*DESCRIPTION OF THE TASK*. Repeat the items from the start through the line containing "119, 506, 551]", inclusive, switching "Combined share of all other segments" to "All other segments" and leaving everything else unchanged.

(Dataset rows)
* start *

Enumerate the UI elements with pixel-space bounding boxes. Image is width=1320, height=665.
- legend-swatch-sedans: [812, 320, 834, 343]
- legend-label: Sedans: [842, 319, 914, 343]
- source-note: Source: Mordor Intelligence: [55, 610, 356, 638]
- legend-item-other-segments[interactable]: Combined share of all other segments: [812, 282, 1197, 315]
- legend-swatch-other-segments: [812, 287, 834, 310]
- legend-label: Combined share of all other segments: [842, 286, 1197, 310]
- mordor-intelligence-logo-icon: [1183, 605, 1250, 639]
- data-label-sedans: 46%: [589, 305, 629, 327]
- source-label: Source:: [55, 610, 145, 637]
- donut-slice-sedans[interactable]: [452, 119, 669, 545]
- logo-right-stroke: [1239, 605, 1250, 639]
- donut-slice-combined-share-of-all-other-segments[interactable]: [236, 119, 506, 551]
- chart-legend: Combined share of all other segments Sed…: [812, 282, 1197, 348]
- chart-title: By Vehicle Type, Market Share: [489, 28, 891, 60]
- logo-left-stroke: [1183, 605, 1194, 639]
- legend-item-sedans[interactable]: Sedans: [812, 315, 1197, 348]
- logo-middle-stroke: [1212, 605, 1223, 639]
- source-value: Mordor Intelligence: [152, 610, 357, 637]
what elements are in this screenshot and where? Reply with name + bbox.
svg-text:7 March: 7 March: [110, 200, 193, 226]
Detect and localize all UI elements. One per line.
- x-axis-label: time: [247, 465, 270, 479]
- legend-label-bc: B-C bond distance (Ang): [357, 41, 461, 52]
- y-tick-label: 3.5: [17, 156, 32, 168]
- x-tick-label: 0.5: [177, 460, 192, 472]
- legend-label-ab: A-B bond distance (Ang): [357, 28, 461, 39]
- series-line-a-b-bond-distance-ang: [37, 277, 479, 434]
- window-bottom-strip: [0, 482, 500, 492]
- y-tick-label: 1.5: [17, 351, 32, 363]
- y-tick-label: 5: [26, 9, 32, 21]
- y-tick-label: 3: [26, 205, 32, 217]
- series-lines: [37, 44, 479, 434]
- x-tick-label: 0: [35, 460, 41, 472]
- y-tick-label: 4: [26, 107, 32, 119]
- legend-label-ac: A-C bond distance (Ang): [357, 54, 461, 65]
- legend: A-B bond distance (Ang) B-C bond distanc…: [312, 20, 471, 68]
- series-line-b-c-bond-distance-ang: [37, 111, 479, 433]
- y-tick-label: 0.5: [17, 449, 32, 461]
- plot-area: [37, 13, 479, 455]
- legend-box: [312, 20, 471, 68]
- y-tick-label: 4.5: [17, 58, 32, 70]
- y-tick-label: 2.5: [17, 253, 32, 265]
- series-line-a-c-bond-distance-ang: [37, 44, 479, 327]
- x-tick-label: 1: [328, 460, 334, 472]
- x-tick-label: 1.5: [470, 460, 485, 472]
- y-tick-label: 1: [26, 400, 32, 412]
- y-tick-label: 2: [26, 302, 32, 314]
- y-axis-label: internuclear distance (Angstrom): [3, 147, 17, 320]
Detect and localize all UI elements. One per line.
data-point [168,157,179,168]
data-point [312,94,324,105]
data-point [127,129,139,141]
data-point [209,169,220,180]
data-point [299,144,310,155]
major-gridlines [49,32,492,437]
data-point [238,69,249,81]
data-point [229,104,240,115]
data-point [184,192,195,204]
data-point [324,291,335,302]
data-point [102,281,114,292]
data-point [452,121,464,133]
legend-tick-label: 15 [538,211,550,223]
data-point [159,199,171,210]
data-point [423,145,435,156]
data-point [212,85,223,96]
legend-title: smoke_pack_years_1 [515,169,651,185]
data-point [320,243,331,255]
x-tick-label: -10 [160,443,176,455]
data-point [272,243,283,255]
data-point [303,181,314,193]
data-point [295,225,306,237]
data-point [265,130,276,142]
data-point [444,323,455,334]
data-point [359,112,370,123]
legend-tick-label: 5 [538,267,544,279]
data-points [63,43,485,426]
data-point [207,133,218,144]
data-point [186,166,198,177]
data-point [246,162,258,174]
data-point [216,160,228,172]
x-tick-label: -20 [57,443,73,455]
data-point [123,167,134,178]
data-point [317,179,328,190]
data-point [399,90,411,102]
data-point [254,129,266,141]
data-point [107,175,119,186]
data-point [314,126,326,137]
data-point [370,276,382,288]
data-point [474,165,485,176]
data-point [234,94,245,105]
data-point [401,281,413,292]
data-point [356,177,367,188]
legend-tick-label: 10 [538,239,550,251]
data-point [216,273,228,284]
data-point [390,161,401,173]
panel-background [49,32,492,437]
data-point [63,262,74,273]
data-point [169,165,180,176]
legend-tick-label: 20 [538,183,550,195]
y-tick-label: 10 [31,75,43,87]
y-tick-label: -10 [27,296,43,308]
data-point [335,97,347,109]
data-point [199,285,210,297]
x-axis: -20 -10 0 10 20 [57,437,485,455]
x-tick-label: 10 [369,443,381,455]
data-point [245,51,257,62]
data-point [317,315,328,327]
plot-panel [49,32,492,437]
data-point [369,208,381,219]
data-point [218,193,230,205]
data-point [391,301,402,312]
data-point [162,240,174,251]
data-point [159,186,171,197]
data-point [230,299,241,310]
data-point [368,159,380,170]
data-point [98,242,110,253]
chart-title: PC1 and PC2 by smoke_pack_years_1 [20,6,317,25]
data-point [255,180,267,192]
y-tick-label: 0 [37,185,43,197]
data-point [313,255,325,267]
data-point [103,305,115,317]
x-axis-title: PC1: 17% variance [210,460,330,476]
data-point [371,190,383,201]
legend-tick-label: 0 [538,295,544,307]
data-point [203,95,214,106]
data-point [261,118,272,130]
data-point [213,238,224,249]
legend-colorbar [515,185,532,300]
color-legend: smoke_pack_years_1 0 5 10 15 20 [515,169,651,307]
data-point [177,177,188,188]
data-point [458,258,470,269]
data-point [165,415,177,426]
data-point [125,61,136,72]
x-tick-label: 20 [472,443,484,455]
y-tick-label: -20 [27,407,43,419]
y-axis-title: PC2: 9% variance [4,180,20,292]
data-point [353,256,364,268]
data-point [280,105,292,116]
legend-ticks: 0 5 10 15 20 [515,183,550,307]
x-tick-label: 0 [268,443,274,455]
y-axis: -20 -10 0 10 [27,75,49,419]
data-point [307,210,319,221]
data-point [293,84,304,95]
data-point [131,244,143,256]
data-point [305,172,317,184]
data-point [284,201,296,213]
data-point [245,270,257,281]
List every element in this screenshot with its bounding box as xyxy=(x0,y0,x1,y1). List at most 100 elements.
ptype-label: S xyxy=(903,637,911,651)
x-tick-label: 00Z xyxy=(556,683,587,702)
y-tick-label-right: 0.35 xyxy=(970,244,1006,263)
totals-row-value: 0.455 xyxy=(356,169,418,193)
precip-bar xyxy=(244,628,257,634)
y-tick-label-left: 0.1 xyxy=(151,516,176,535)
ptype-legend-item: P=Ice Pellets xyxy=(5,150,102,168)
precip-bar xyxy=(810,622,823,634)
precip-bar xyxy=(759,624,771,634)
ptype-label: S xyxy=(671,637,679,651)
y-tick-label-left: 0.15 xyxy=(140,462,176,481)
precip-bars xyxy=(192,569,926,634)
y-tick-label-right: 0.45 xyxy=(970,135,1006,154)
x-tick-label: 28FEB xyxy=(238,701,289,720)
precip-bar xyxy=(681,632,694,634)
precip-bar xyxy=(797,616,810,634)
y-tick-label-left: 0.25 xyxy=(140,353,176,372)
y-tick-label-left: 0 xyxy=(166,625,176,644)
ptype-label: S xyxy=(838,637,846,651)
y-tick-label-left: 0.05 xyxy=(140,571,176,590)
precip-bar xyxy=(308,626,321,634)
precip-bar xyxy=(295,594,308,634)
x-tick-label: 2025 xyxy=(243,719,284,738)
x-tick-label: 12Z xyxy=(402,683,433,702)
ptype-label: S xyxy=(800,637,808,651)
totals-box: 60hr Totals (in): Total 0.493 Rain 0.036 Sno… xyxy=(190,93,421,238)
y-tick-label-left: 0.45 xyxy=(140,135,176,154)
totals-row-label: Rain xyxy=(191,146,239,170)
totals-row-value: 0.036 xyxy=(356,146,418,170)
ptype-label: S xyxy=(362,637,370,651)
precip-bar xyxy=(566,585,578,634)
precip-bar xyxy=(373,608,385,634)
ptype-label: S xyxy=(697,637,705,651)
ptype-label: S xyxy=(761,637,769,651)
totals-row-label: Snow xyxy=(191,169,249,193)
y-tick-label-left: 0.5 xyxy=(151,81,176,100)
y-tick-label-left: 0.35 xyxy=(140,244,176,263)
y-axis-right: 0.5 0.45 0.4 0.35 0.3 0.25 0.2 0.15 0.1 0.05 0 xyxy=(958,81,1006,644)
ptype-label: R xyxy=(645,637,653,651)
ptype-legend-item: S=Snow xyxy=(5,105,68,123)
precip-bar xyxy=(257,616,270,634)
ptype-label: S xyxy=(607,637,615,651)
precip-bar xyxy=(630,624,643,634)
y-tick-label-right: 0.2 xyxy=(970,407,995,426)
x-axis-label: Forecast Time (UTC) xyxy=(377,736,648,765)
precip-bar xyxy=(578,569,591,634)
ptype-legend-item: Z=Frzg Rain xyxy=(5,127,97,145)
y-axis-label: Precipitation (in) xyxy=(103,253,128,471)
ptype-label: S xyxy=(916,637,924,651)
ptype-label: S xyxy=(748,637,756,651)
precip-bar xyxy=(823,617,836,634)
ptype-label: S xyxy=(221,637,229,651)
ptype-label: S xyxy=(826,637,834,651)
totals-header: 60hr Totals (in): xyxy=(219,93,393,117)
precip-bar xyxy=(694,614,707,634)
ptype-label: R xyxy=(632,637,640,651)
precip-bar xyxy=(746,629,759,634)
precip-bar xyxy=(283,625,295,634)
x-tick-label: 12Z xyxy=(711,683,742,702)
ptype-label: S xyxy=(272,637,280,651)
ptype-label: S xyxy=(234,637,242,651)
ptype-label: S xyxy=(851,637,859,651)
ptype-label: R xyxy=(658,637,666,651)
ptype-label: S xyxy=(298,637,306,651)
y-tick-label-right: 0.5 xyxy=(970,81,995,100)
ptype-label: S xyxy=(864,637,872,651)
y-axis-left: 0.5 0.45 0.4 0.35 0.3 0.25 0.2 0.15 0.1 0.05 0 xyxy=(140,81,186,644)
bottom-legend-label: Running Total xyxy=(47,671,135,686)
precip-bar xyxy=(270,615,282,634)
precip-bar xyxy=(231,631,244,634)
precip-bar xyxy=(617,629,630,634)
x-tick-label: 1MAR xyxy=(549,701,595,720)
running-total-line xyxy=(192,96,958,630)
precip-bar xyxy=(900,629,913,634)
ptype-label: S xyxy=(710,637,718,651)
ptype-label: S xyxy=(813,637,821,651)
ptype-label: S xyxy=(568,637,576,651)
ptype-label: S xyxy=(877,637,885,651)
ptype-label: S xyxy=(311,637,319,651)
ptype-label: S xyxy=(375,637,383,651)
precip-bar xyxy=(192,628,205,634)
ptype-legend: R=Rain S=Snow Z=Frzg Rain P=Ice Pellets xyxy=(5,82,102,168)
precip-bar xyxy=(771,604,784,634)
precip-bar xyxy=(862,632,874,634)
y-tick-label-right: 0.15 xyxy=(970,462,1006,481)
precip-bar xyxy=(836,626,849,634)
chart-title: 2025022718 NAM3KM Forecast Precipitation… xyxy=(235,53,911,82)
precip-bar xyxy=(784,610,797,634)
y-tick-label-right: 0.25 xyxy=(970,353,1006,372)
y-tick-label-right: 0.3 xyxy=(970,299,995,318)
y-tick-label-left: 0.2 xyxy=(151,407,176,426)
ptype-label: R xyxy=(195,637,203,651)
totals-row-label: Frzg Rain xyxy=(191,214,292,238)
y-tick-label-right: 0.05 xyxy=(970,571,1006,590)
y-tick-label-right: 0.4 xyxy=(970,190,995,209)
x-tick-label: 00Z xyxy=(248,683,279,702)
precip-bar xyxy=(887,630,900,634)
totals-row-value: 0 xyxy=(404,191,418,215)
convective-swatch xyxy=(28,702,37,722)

* end *

*RESULT FOR THIS EXERCISE*.
Enumerate the UI elements with pixel-space bounding boxes. Image is width=1320, height=665.
- legend-swatch-sedans: [812, 320, 834, 343]
- legend-label: Sedans: [842, 319, 914, 343]
- source-note: Source: Mordor Intelligence: [55, 610, 356, 638]
- legend-item-other-segments[interactable]: All other segments: [812, 282, 1197, 315]
- legend-swatch-other-segments: [812, 287, 834, 310]
- legend-label: All other segments: [842, 286, 1197, 310]
- mordor-intelligence-logo-icon: [1183, 605, 1250, 639]
- data-label-sedans: 46%: [589, 305, 629, 327]
- source-label: Source:: [55, 610, 145, 637]
- donut-slice-sedans[interactable]: [452, 119, 669, 545]
- logo-right-stroke: [1239, 605, 1250, 639]
- donut-slice-combined-share-of-all-other-segments[interactable]: [236, 119, 506, 551]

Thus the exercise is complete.